Page excerpt:
Recuperando a mi ex (literally Getting my Ex Back) is a 2018 Mexican romantic comedy film written and directed by Gabriel Guzmán Sánchez. Shot in Mexico City and Monterrey, Mexico the summer of 2017, the film obtained the EFICINE incentive to begin production.

==Plot==
When washed-out, has-been actor Francisco (Almeida), finds out that his ex-wife (Louvier) is about to remarry and take their daughter (Rubín Legarreta) to live abroad, he'll manipulate everyone around him to stop the wedding and get his family back.

== Cast ==
- Andrés Almeida - Francisco
- Adriana Louvier - Laura
- Mía Rubín Legarreta - Alicia
- Ricardo O'Farrill - Lamberto
- Sofía Niño de Rivera - Gabriela
- Anabel Ferreira - Catalina
- Jan Cornet - José Manuel
- Emilio Guerrero - Tornado
- Norma Angélica - Nilda Muñoz
- Martha Claudia Moreno - Linda Muñiz

== Production ==
Popular Mexican stand-up comedians like comedian and YouTube personalities like Samuel Fematt and Benshorts make cameo appearances in the film.

Required action A: Repeat the film article's opening, beginning at the words "Recuperando a mi" and stopping after "to begin production.", but swap "romantic comedy" for "drama".
Required action B: From the Plot section of the film article, list the actor names that appear in parentheses.
Required action C: Decide whether each statement agrees with the film article, answering yes or no and quoting the deciding words: (i) The film was shot in Guadalajara. (ii) Jan Cornet plays José Manuel. (iii) The film obtained the EFICINE incentive.
The lines that follow have no connection to the film article.

Entries provided:
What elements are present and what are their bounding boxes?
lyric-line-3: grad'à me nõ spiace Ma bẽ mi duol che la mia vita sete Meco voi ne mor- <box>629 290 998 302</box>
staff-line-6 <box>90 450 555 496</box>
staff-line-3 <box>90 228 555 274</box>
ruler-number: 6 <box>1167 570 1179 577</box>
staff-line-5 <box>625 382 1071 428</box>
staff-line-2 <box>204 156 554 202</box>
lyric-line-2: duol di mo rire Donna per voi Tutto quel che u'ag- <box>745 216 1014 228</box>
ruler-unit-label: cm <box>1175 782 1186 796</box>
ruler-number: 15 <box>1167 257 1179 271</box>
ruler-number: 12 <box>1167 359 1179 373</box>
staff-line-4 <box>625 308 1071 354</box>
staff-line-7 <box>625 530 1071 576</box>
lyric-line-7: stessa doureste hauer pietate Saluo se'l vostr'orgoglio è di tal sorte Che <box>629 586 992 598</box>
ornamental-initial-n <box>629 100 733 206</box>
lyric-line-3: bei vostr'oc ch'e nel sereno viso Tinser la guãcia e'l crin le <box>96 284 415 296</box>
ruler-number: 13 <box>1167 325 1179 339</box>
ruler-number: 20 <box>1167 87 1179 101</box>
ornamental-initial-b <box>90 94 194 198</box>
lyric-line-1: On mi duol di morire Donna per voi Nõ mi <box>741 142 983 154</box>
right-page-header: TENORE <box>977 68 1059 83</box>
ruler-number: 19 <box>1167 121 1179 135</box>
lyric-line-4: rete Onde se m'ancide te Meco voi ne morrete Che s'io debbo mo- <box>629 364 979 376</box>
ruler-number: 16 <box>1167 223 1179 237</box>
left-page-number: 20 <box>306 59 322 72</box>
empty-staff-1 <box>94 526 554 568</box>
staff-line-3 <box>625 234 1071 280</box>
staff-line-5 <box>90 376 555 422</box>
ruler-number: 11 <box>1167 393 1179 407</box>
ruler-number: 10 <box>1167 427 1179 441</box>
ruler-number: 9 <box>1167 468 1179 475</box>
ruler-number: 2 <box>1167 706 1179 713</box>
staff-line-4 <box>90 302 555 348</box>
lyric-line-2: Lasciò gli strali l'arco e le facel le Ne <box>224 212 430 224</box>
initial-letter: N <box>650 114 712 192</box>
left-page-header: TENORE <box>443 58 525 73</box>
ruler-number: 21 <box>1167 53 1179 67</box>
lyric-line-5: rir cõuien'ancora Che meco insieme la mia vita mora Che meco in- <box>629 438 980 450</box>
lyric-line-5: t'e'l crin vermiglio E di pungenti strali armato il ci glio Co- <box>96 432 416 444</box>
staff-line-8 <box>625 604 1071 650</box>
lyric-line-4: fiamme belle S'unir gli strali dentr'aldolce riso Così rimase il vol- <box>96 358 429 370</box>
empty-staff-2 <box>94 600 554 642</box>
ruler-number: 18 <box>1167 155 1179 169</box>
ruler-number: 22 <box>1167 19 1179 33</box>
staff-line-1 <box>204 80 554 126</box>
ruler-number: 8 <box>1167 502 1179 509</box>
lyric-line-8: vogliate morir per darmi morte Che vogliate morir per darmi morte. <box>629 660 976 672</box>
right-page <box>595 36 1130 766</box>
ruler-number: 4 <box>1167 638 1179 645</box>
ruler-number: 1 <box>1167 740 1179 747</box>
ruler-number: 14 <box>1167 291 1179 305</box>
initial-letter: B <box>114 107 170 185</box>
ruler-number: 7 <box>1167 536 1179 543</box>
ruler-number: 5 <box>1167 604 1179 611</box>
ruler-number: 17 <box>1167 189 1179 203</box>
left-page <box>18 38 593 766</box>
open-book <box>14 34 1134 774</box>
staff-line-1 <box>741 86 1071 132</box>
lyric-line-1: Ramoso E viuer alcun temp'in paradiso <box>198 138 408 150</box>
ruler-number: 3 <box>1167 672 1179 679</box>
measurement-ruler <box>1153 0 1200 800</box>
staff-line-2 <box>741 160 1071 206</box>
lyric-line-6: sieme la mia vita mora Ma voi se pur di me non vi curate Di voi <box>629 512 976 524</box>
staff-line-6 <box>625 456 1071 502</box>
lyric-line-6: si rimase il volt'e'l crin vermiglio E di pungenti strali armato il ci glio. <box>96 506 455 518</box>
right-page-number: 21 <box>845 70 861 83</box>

Answer box A:
Recuperando a mi ex (literally Getting my Ex Back) is a 2018 Mexican drama film written and directed by Gabriel Guzmán Sánchez. Shot in Mexico City and Monterrey, Mexico the summer of 2017, the film obtained the EFICINE incentive to begin production.

Answer box B: Almeida, Louvier, Rubín Legarreta

Answer box C:
(i) No: "Shot in Mexico City and Monterrey, Mexico the summer of 2017"
(ii) Yes: "Jan Cornet - José Manuel"
(iii) Yes: "the film obtained the EFICINE incentive to begin production"